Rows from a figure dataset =
— start —

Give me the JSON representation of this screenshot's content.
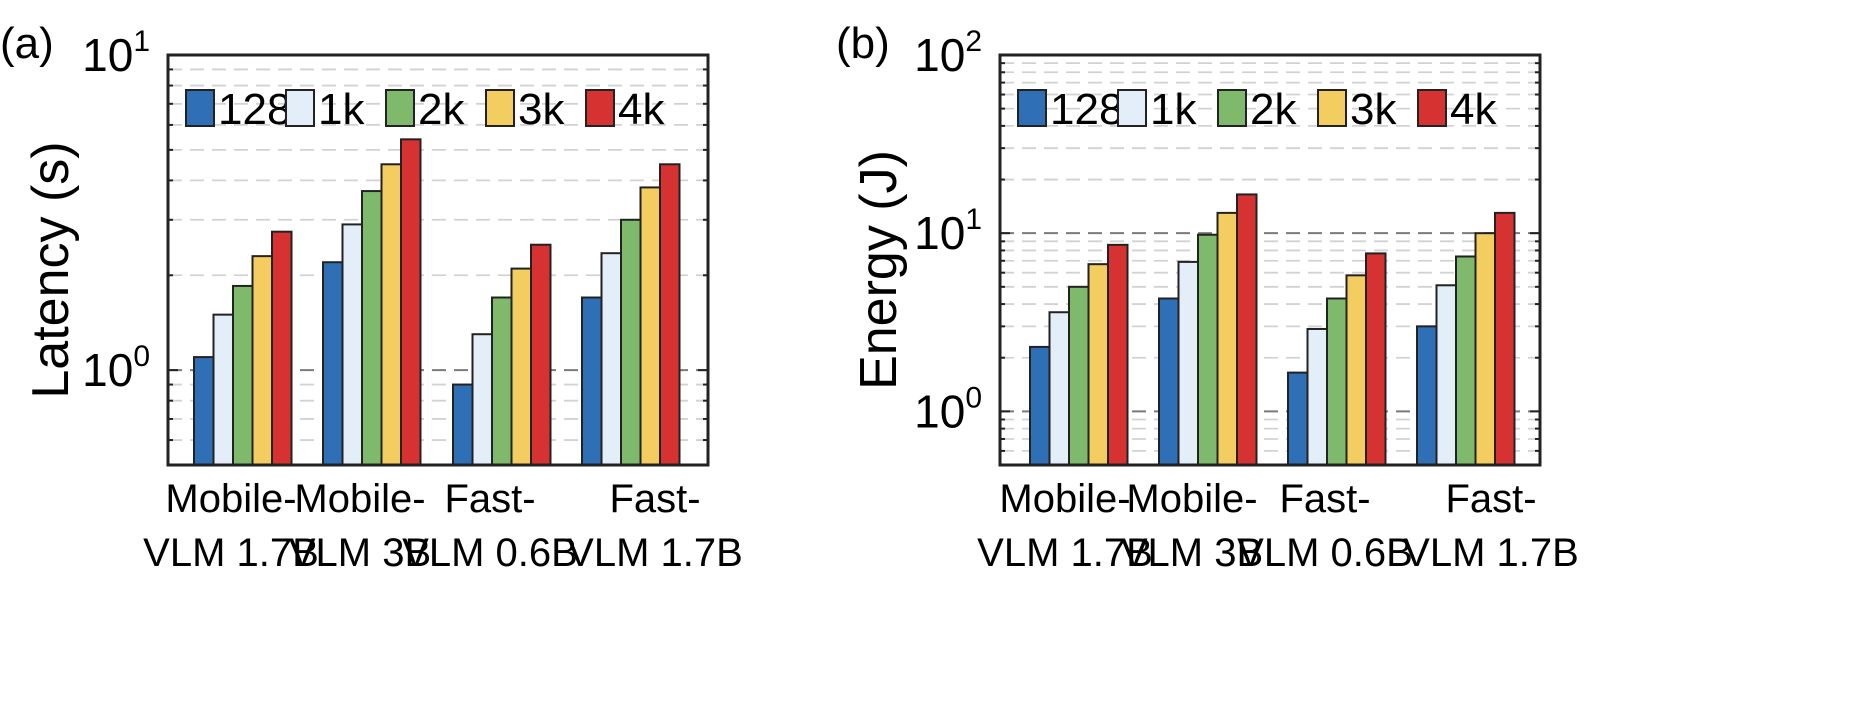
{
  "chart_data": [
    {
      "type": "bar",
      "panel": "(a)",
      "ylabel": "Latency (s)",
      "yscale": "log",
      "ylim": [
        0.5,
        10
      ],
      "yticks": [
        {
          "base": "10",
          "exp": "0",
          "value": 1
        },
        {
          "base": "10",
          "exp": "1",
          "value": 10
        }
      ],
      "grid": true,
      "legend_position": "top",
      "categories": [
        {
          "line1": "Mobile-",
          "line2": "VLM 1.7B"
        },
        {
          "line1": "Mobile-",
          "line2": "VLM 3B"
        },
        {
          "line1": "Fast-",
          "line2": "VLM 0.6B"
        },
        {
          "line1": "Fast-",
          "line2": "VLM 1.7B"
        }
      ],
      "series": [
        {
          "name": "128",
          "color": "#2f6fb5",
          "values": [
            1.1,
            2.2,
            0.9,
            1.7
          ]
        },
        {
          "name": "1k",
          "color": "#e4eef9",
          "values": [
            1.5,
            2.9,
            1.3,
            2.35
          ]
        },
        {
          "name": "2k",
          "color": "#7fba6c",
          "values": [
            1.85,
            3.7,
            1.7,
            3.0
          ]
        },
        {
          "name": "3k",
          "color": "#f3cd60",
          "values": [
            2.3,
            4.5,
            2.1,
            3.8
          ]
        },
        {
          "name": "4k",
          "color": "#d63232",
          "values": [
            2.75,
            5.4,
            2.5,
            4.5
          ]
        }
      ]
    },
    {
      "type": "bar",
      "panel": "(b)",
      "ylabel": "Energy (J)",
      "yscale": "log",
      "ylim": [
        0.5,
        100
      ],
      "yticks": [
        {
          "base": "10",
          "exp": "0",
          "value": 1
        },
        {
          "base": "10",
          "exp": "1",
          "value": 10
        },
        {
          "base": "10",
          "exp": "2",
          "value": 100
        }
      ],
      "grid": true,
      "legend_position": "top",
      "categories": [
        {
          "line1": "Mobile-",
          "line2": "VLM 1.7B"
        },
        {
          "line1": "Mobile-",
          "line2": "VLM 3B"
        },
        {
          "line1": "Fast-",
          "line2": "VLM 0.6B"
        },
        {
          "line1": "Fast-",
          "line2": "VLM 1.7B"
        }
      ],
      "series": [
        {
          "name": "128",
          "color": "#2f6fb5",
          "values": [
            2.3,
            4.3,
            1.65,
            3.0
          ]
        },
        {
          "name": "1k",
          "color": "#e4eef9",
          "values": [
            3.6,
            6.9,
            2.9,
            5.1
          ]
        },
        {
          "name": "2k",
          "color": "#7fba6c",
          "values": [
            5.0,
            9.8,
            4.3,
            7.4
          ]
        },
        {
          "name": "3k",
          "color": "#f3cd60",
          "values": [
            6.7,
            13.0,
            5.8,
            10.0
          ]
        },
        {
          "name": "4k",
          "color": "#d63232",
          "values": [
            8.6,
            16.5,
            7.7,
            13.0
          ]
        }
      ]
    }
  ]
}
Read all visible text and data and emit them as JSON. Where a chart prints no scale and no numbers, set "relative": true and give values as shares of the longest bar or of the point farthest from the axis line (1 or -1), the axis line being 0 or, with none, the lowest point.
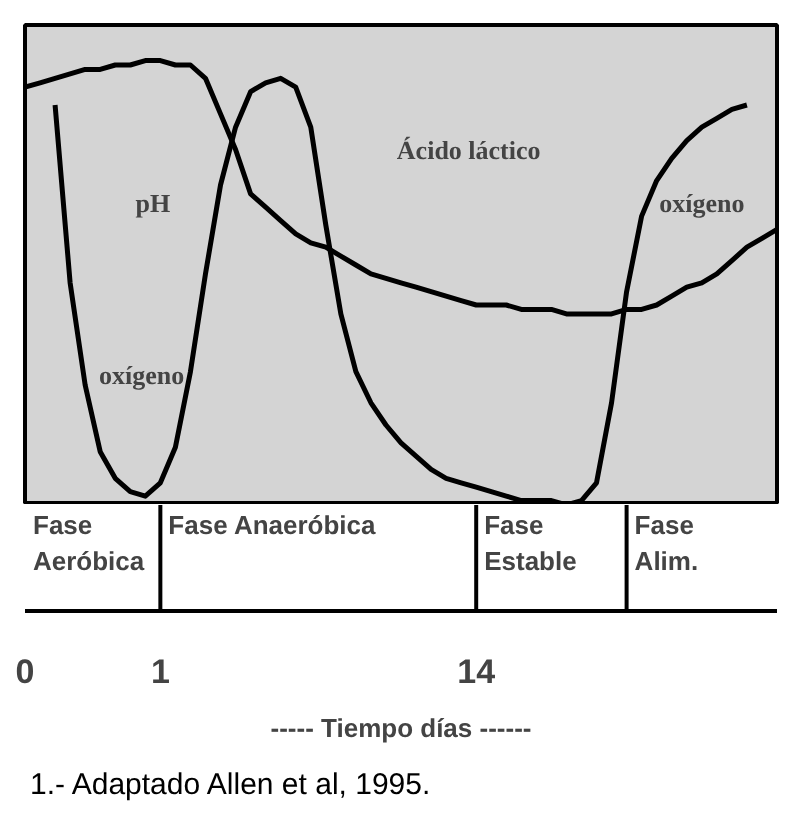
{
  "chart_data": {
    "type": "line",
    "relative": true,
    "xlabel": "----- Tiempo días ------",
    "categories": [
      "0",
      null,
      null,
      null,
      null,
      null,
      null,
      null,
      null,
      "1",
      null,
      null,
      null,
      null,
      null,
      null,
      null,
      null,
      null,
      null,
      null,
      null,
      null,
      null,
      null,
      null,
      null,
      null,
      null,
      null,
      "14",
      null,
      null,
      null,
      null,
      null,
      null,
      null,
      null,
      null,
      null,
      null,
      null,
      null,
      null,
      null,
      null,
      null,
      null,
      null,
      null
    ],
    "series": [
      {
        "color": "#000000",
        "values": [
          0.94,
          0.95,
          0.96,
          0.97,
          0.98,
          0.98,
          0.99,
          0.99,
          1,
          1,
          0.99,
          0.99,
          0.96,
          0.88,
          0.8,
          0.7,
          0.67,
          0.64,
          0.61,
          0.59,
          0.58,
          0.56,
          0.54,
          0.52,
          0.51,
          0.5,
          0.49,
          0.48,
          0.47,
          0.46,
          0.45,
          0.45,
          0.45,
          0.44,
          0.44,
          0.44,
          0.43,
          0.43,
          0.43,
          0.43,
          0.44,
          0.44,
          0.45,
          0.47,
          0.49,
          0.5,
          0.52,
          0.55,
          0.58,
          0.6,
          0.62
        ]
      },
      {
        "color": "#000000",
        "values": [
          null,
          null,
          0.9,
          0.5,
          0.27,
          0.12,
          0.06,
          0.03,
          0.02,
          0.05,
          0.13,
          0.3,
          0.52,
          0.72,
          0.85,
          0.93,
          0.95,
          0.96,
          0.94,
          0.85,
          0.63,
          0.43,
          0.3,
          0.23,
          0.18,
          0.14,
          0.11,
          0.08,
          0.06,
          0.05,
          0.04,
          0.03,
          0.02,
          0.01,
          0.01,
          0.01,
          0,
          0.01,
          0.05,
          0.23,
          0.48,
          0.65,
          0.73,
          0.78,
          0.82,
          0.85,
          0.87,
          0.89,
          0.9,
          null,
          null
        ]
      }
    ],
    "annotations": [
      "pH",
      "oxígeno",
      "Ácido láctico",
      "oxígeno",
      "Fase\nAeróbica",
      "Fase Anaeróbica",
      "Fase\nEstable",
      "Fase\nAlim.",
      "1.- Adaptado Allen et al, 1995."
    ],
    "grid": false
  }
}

— end —
— start —

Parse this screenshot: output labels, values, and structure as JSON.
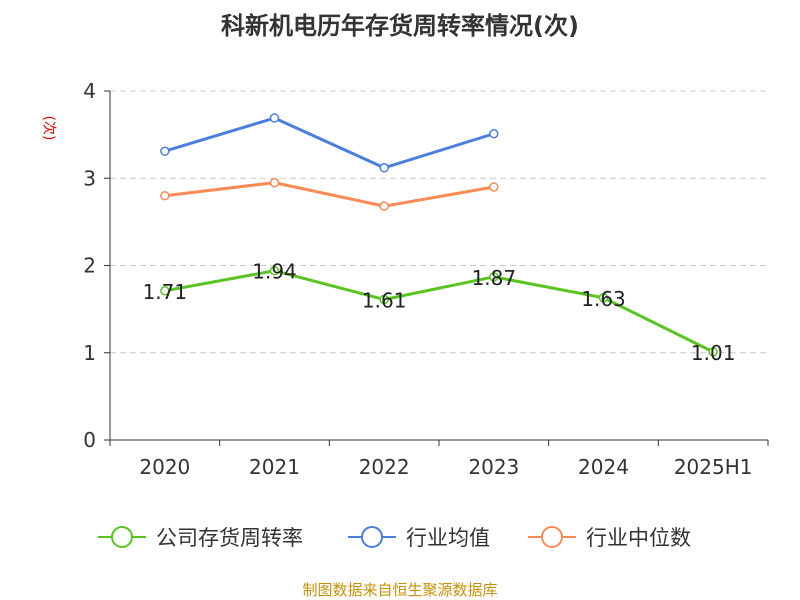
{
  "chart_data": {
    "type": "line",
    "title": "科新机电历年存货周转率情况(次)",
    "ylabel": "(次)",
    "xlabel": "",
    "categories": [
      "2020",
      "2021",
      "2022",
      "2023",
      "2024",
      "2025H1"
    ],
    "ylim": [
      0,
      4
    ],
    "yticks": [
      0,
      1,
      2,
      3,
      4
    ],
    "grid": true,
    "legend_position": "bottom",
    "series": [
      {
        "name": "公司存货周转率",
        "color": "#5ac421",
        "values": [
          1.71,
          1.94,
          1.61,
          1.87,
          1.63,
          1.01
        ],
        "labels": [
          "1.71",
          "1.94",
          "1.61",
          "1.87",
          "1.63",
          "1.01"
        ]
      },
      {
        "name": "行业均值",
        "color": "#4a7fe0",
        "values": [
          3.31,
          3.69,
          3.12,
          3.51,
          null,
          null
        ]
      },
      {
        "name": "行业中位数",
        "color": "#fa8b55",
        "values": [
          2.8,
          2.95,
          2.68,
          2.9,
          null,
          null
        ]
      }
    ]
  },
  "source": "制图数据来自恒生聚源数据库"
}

— end —

INSTRUCTION = Find each line holding "true". Copy it out.

SOLUTION =
      "grid": true,
      "grid": true,
Read all visible text and data and emit them as JSON. Where a chart prints no scale and no numbers, set "relative": true and give values as shares of the longest bar or of the point farthest from the axis line (1 or -1), the axis line being 0 or, with none, the lowest point.
    "relative": true,
    "grid": true,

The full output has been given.